DATA EXCERPTS:
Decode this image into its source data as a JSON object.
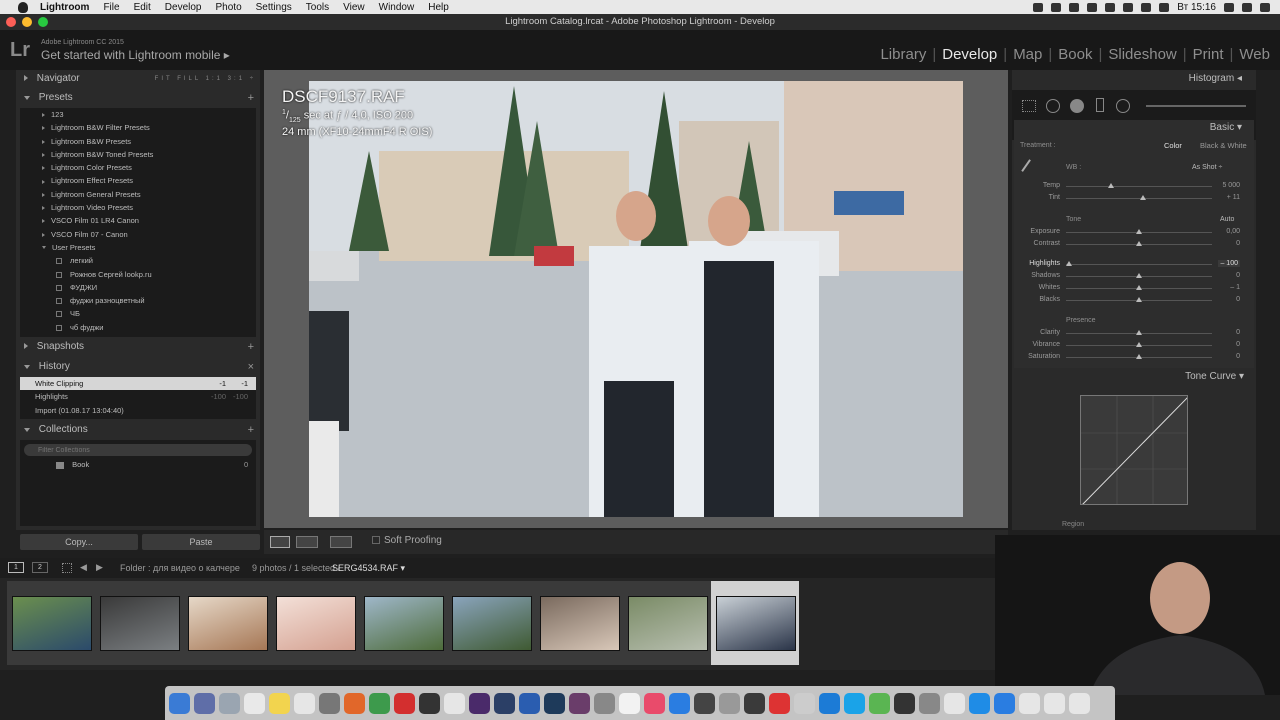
{
  "menubar": {
    "items": [
      "Lightroom",
      "File",
      "Edit",
      "Develop",
      "Photo",
      "Settings",
      "Tools",
      "View",
      "Window",
      "Help"
    ],
    "time": "Вт 15:16"
  },
  "window": {
    "title": "Lightroom Catalog.lrcat - Adobe Photoshop Lightroom - Develop"
  },
  "identity": {
    "logo": "Lr",
    "version": "Adobe Lightroom CC 2015",
    "mobile": "Get started with Lightroom mobile ▸"
  },
  "modules": [
    "Library",
    "Develop",
    "Map",
    "Book",
    "Slideshow",
    "Print",
    "Web"
  ],
  "module_active": "Develop",
  "left": {
    "navigator": {
      "label": "Navigator",
      "zoom": "FIT  FILL  1:1  3:1 ÷"
    },
    "presets": {
      "label": "Presets",
      "items": [
        "123",
        "Lightroom B&W Filter Presets",
        "Lightroom B&W Presets",
        "Lightroom B&W Toned Presets",
        "Lightroom Color Presets",
        "Lightroom Effect Presets",
        "Lightroom General Presets",
        "Lightroom Video Presets",
        "VSCO Film 01 LR4 Canon",
        "VSCO Film 07 - Canon",
        "User Presets"
      ],
      "user_items": [
        "легкий",
        "Рожнов Сергей lookp.ru",
        "ФУДЖИ",
        "фуджи разноцветный",
        "ЧБ",
        "чб фуджи"
      ]
    },
    "snapshots": {
      "label": "Snapshots"
    },
    "history": {
      "label": "History",
      "close": "×",
      "rows": [
        {
          "name": "White Clipping",
          "v1": "-1",
          "v2": "-1"
        },
        {
          "name": "Highlights",
          "v1": "-100",
          "v2": "-100"
        },
        {
          "name": "Import (01.08.17 13:04:40)",
          "v1": "",
          "v2": ""
        }
      ]
    },
    "collections": {
      "label": "Collections",
      "placeholder": "Filter Collections",
      "items": [
        {
          "name": "Book",
          "count": "0"
        }
      ]
    },
    "copy_label": "Copy...",
    "paste_label": "Paste"
  },
  "photo_info": {
    "filename": "DSCF9137.RAF",
    "shutter_num": "1",
    "shutter_den": "125",
    "line1": " sec at ƒ / 4,0, ISO 200",
    "line2": "24 mm (XF10-24mmF4 R OIS)"
  },
  "toolbar": {
    "soft_proofing": "Soft Proofing"
  },
  "right": {
    "histogram": "Histogram ◂",
    "basic": "Basic ▾",
    "treatment": {
      "label": "Treatment :",
      "color": "Color",
      "bw": "Black & White"
    },
    "wb": {
      "label": "WB :",
      "value": "As Shot ÷"
    },
    "wb_sliders": [
      {
        "name": "Temp",
        "value": "5 000",
        "level": 0.31
      },
      {
        "name": "Tint",
        "value": "+ 11",
        "level": 0.53
      }
    ],
    "tone_label": "Tone",
    "auto": "Auto",
    "tone_sliders": [
      {
        "name": "Exposure",
        "value": "0,00",
        "level": 0.5
      },
      {
        "name": "Contrast",
        "value": "0",
        "level": 0.5
      }
    ],
    "tone2_sliders": [
      {
        "name": "Highlights",
        "value": "– 100",
        "level": 0.02
      },
      {
        "name": "Shadows",
        "value": "0",
        "level": 0.5
      },
      {
        "name": "Whites",
        "value": "– 1",
        "level": 0.5
      },
      {
        "name": "Blacks",
        "value": "0",
        "level": 0.5
      }
    ],
    "presence_label": "Presence",
    "presence_sliders": [
      {
        "name": "Clarity",
        "value": "0",
        "level": 0.5
      },
      {
        "name": "Vibrance",
        "value": "0",
        "level": 0.5
      },
      {
        "name": "Saturation",
        "value": "0",
        "level": 0.5
      }
    ],
    "tone_curve": "Tone Curve ▾",
    "region": "Region"
  },
  "filmbar": {
    "page1": "1",
    "page2": "2",
    "folder": "Folder : для видео о калчере",
    "count": "9 photos / 1 selected /",
    "selected_file": "SERG4534.RAF ▾"
  },
  "filmstrip": {
    "count": 9,
    "selected_index": 8,
    "colors": [
      [
        "#6b8f4e",
        "#2b4a6b"
      ],
      [
        "#3a3a3a",
        "#7b7f82"
      ],
      [
        "#e6d8c8",
        "#a67755"
      ],
      [
        "#f3e0d8",
        "#d4a090"
      ],
      [
        "#9fb7c9",
        "#4d6b3a"
      ],
      [
        "#8aa4bc",
        "#3f5a32"
      ],
      [
        "#7a6a5e",
        "#d8c7b8"
      ],
      [
        "#7a8b66",
        "#b8bfb0"
      ],
      [
        "#c9d0d6",
        "#2a3448"
      ]
    ]
  },
  "colors": {
    "bg": "#1f1f1f",
    "panel": "#2a2a2a",
    "accent": "#e8e8e8"
  }
}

WHAT THE EXERCISE ASKS: Identify every line holding the word "Canon" and copy it out.

ANSWER TO THE PROBLEM:
        "VSCO Film 01 LR4 Canon",
        "VSCO Film 07 - Canon",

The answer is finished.